• What you have to do
From the line that contains "Enumerate this screenshot's" down to the last line of the data below, restate every line word for word, skipping any images.

• Excerpted records

#####

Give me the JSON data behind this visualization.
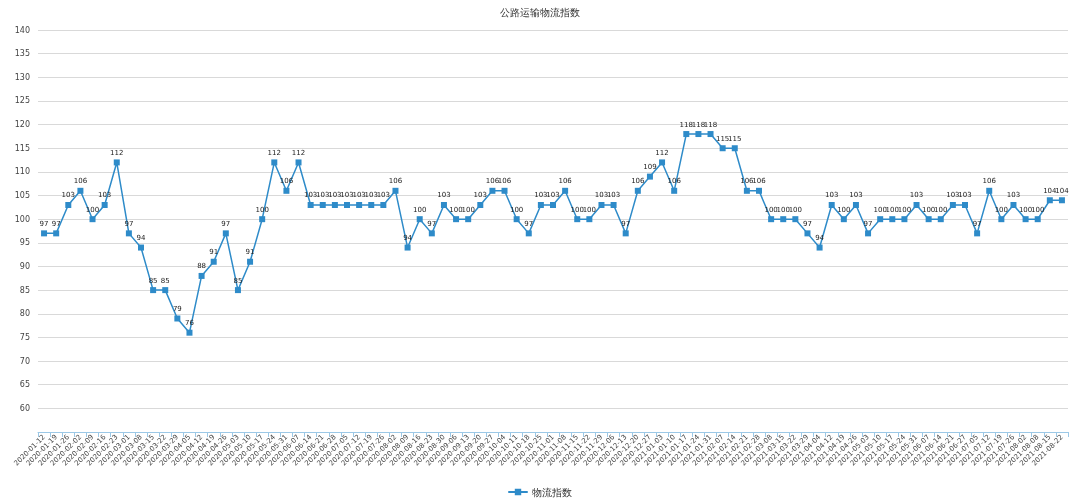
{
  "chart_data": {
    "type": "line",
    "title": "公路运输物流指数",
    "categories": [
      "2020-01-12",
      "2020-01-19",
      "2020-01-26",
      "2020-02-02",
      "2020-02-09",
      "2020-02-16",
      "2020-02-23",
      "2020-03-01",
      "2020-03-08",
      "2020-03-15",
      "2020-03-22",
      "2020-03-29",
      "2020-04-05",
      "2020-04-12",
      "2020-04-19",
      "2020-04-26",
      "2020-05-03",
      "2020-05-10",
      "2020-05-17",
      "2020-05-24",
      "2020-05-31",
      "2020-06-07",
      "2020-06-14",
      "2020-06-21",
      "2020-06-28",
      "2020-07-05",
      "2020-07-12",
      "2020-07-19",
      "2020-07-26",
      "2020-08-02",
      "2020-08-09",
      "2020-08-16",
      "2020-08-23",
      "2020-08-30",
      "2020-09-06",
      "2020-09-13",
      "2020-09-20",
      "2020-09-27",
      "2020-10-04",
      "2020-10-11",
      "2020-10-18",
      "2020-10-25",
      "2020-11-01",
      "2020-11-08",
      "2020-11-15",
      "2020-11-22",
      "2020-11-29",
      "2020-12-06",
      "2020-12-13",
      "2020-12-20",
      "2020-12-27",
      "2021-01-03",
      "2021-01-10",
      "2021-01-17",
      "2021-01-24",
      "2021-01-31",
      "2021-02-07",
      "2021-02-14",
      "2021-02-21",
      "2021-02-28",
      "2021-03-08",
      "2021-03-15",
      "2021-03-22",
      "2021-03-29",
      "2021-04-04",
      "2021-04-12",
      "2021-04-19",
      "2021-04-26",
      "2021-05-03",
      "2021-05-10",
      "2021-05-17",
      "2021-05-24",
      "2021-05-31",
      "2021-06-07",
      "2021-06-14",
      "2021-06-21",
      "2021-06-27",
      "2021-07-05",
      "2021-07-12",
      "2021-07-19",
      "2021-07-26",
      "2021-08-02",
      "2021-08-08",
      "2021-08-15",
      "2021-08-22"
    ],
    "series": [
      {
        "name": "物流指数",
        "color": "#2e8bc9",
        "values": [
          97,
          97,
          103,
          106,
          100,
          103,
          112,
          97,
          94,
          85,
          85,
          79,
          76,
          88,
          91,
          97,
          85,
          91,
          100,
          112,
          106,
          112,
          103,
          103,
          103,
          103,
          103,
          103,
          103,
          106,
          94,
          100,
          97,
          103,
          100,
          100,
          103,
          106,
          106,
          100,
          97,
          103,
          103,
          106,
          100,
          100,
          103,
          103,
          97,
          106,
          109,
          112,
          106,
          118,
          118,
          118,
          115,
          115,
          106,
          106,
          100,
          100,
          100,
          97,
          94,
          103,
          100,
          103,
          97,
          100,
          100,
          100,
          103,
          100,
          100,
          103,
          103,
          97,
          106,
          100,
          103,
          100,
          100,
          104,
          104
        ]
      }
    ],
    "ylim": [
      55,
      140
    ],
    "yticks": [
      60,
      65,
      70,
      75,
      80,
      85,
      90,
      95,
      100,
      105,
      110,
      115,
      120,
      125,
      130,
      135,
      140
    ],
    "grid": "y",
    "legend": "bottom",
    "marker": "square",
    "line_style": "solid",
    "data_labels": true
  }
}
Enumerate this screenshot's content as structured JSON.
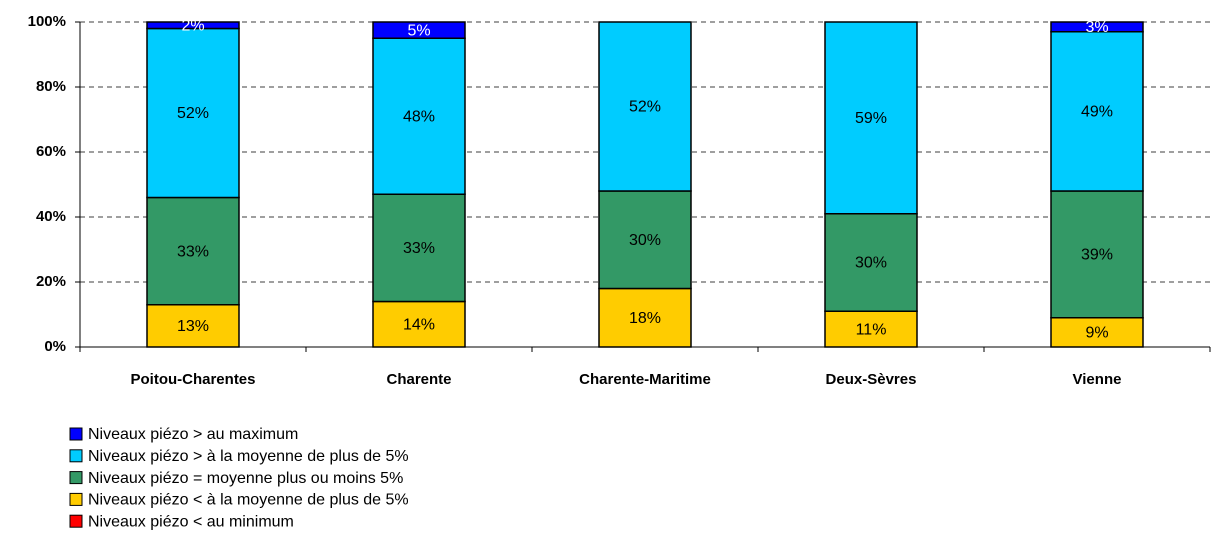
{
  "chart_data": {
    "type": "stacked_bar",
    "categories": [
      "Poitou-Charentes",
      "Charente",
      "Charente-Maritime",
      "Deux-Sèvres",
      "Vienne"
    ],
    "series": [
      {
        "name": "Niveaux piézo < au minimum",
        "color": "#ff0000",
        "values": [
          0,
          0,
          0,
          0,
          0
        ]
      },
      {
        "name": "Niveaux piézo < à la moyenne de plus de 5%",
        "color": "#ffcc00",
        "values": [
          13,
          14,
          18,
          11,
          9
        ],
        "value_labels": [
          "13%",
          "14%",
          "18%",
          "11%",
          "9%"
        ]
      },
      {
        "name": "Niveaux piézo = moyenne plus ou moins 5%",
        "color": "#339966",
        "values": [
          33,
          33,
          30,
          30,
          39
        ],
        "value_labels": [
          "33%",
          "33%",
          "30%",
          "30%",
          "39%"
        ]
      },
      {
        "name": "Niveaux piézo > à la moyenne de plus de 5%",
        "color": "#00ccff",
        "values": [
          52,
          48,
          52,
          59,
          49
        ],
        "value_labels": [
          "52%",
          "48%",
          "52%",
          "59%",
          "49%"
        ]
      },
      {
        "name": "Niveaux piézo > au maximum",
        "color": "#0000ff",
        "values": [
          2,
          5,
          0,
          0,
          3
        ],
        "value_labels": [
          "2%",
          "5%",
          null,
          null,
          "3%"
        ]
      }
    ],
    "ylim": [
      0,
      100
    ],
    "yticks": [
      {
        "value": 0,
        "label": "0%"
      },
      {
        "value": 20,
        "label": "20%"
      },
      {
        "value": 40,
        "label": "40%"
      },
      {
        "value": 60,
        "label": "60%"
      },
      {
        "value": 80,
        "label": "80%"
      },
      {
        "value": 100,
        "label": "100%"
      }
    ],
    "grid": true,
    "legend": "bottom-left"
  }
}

#####

• Result for this task
Enumerate this screenshot's content as structured JSON.
{
  "chart_data": {
    "type": "stacked_bar",
    "categories": [
      "Poitou-Charentes",
      "Charente",
      "Charente-Maritime",
      "Deux-Sèvres",
      "Vienne"
    ],
    "series": [
      {
        "name": "Niveaux piézo < au minimum",
        "color": "#ff0000",
        "values": [
          0,
          0,
          0,
          0,
          0
        ]
      },
      {
        "name": "Niveaux piézo < à la moyenne de plus de 5%",
        "color": "#ffcc00",
        "values": [
          13,
          14,
          18,
          11,
          9
        ],
        "value_labels": [
          "13%",
          "14%",
          "18%",
          "11%",
          "9%"
        ]
      },
      {
        "name": "Niveaux piézo = moyenne plus ou moins 5%",
        "color": "#339966",
        "values": [
          33,
          33,
          30,
          30,
          39
        ],
        "value_labels": [
          "33%",
          "33%",
          "30%",
          "30%",
          "39%"
        ]
      },
      {
        "name": "Niveaux piézo > à la moyenne de plus de 5%",
        "color": "#00ccff",
        "values": [
          52,
          48,
          52,
          59,
          49
        ],
        "value_labels": [
          "52%",
          "48%",
          "52%",
          "59%",
          "49%"
        ]
      },
      {
        "name": "Niveaux piézo > au maximum",
        "color": "#0000ff",
        "values": [
          2,
          5,
          0,
          0,
          3
        ],
        "value_labels": [
          "2%",
          "5%",
          null,
          null,
          "3%"
        ]
      }
    ],
    "ylim": [
      0,
      100
    ],
    "yticks": [
      {
        "value": 0,
        "label": "0%"
      },
      {
        "value": 20,
        "label": "20%"
      },
      {
        "value": 40,
        "label": "40%"
      },
      {
        "value": 60,
        "label": "60%"
      },
      {
        "value": 80,
        "label": "80%"
      },
      {
        "value": 100,
        "label": "100%"
      }
    ],
    "grid": true,
    "legend": "bottom-left"
  }
}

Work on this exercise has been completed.